• _Figure collection entries_
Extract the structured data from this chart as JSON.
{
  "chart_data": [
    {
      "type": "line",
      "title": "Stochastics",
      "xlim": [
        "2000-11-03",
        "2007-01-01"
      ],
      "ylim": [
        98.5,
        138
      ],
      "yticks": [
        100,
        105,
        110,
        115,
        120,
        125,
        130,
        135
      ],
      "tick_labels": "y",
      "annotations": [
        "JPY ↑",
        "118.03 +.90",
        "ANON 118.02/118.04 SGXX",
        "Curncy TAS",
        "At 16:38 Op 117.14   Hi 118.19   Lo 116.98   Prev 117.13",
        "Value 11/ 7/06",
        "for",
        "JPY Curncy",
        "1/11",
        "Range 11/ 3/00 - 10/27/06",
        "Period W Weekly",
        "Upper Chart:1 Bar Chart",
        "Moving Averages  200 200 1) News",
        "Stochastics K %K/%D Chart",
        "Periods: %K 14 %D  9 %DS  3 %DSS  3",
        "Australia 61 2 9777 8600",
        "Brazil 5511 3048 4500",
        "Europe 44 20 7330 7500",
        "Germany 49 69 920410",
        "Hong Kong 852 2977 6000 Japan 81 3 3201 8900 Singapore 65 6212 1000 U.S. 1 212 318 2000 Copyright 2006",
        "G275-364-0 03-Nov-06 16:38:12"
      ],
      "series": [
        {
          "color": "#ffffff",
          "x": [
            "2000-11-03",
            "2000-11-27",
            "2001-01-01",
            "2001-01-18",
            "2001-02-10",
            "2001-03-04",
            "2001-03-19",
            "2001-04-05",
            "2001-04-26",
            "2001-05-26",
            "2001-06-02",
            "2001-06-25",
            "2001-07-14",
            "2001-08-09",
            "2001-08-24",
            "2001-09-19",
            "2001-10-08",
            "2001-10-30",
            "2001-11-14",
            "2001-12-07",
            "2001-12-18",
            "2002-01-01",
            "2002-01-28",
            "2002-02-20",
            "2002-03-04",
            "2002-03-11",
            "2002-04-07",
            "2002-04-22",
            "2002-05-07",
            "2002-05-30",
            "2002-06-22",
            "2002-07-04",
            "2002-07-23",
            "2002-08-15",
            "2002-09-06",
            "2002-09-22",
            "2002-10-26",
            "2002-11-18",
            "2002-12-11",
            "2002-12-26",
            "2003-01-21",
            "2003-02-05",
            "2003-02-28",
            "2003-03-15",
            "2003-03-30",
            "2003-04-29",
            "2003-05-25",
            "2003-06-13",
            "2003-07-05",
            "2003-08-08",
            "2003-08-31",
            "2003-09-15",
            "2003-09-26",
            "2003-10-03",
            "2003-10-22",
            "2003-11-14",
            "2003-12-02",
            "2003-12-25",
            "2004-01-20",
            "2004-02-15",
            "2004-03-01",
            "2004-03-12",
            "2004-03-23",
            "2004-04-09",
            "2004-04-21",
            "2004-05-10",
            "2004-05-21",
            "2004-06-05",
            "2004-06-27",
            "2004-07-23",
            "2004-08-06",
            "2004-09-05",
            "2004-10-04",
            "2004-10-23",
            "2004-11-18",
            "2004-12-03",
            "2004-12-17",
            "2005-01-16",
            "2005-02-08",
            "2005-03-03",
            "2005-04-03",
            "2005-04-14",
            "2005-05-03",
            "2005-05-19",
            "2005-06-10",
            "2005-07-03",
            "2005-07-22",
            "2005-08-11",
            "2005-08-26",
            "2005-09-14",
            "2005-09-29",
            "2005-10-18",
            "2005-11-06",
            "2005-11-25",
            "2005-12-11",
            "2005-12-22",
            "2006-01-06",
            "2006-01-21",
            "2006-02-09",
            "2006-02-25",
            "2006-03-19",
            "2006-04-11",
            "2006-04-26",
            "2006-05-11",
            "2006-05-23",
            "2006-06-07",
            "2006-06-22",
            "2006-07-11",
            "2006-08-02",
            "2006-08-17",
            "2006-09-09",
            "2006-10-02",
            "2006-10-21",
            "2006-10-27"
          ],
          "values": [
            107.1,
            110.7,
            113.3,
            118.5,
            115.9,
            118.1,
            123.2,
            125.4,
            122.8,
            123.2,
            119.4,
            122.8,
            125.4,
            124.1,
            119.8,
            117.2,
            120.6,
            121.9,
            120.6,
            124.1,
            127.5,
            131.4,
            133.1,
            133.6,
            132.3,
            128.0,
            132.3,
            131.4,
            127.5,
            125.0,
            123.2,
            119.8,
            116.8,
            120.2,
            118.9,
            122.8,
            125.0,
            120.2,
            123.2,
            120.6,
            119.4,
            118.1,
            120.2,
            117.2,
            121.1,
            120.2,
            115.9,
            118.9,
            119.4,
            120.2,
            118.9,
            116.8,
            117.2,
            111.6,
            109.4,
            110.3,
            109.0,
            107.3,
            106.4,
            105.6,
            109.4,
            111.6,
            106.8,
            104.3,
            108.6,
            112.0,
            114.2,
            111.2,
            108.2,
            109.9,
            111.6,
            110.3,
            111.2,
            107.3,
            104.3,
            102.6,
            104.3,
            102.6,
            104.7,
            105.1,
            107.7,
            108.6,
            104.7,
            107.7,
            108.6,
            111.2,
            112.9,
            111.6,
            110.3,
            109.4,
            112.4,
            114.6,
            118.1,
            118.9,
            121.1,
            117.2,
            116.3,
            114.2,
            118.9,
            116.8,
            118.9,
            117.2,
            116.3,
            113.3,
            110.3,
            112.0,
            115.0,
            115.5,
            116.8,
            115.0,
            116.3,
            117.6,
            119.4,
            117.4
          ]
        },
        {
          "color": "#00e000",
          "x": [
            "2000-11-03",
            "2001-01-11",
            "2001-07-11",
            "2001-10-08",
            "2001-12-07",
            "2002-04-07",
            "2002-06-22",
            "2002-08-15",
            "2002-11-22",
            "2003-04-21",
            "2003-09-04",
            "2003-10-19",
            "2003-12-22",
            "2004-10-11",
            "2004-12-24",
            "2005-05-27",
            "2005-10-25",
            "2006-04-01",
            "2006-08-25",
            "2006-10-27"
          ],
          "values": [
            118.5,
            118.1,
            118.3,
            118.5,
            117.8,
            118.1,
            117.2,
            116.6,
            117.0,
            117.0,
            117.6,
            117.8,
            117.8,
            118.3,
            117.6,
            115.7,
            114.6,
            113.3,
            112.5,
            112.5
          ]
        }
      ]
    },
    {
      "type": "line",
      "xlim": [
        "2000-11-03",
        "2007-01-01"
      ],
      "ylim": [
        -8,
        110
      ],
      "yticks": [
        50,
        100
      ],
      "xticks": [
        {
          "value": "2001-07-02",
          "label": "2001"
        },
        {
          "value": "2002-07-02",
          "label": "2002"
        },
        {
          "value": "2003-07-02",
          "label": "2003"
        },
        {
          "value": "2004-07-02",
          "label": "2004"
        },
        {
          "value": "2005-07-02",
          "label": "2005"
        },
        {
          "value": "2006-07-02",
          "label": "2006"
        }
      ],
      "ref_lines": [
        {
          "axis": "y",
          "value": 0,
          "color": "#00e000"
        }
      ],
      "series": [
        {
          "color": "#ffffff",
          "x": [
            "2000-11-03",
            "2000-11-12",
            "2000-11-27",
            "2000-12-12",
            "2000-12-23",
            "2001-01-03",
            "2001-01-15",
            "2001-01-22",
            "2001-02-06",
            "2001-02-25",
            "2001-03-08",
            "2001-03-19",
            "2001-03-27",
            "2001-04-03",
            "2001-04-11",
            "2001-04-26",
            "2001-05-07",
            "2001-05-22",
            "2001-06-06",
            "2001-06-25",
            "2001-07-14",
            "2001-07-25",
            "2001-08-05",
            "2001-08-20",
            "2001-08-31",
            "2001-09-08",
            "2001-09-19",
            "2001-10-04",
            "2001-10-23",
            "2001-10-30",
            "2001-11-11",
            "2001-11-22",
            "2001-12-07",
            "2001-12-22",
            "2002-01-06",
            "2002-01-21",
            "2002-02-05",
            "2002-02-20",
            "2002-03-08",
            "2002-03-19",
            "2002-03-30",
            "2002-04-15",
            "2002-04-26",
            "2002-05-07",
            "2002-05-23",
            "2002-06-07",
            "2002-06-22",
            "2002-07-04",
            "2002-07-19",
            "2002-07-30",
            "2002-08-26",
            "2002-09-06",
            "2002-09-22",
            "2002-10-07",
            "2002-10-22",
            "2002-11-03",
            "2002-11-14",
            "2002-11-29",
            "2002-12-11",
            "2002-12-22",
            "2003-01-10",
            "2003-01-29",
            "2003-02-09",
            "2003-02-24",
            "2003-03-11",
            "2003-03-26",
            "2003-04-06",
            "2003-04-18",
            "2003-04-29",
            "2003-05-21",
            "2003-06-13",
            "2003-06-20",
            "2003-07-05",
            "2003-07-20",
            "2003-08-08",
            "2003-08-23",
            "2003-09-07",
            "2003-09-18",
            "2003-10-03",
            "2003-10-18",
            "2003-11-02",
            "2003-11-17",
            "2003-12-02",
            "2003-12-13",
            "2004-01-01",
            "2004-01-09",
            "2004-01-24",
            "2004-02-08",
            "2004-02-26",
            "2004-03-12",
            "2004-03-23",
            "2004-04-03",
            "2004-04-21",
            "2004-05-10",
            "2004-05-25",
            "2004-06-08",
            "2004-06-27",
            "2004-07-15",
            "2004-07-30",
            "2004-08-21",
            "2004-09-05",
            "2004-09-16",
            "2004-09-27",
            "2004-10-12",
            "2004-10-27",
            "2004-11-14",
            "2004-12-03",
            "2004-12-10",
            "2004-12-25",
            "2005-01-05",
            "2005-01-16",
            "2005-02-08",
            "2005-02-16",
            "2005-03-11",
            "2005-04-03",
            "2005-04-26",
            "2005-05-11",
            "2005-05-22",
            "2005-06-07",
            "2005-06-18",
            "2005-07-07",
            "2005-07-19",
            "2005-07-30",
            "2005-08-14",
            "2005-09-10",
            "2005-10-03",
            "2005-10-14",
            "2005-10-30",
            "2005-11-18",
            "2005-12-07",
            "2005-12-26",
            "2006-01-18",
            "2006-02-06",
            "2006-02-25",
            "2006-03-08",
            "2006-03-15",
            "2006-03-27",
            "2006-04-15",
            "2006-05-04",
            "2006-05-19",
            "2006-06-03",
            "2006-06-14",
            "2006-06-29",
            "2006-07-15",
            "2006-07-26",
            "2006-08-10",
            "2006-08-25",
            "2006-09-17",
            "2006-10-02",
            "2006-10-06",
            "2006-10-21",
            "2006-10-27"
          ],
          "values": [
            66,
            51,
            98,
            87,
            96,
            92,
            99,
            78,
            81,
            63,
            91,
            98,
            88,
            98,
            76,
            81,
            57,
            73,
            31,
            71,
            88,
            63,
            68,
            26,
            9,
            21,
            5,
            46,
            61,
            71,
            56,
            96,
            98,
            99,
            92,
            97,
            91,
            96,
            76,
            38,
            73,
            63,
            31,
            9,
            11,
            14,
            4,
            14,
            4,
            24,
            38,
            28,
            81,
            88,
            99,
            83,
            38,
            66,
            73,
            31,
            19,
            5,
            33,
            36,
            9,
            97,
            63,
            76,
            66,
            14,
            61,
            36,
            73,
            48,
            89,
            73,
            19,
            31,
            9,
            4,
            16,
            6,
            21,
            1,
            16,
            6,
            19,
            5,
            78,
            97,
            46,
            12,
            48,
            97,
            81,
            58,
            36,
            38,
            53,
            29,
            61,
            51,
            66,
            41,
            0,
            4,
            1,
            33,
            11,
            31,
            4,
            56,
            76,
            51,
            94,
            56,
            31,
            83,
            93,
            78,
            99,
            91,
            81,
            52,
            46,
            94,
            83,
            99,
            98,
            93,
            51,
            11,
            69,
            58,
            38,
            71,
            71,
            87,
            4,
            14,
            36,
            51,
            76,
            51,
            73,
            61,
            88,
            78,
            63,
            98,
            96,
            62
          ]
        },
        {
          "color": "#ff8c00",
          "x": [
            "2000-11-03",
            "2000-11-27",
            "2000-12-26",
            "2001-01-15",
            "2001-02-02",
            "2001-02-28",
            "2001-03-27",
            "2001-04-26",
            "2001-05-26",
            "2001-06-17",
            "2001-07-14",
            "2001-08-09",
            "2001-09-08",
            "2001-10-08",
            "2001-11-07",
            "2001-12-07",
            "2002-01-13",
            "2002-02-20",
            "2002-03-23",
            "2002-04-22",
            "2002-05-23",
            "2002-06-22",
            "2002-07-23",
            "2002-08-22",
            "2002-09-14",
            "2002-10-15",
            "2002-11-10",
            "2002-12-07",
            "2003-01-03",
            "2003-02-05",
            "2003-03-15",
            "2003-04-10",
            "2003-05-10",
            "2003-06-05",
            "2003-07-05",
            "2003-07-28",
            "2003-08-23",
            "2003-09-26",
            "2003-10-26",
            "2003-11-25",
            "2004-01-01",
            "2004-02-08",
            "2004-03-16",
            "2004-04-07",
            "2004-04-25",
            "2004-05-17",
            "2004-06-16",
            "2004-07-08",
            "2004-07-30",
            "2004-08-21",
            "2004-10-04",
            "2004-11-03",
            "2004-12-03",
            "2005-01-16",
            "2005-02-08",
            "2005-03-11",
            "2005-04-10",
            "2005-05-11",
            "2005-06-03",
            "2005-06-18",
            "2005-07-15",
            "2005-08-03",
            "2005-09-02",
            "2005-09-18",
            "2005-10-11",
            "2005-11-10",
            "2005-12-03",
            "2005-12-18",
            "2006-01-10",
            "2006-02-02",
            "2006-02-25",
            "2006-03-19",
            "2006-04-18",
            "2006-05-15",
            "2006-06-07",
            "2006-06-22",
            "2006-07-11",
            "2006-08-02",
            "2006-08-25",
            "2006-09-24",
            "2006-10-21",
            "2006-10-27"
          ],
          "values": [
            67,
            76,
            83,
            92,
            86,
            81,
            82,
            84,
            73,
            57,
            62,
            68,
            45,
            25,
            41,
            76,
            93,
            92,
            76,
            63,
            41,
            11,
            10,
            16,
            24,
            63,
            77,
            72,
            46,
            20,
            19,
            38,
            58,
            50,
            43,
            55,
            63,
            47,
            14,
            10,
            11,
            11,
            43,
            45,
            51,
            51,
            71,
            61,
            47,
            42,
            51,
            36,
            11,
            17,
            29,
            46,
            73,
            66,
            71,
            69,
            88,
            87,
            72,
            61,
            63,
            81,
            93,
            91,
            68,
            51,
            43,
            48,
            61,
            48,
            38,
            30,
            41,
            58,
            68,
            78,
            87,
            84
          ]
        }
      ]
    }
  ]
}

• _Job_
Gather every line from the entries above where the word "Stochastics" appears, and copy them.

• _Solution to the problem_
      "title": "Stochastics",
        "Stochastics K %K/%D Chart",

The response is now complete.